_Work instructions:_ Using the data below, copy each line that includes the word "title".

======

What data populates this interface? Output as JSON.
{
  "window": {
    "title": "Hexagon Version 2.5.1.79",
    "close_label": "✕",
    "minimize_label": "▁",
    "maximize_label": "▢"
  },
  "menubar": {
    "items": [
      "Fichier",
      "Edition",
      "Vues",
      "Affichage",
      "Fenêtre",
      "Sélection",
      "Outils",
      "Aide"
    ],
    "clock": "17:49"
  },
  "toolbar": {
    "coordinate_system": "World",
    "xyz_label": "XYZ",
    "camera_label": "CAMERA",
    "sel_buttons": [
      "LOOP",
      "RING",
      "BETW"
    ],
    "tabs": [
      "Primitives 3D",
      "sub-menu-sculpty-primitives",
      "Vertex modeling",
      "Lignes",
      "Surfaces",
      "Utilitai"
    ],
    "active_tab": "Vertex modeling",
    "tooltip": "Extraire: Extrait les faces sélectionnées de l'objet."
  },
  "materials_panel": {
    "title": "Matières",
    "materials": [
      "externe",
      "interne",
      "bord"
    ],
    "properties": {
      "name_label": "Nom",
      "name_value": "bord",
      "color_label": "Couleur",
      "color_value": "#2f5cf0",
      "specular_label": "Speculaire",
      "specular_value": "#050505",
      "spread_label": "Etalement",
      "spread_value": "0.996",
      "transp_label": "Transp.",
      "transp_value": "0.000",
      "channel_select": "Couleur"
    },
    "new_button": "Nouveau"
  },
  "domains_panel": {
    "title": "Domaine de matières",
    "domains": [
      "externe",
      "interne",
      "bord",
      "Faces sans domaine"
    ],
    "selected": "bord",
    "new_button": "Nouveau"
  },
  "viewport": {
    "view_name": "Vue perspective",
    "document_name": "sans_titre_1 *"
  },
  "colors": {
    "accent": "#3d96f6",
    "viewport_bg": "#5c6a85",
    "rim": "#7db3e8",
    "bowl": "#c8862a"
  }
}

======

_Problem solution:_
    "title": "Hexagon Version 2.5.1.79",
    "title": "Matières",
    "title": "Domaine de matières",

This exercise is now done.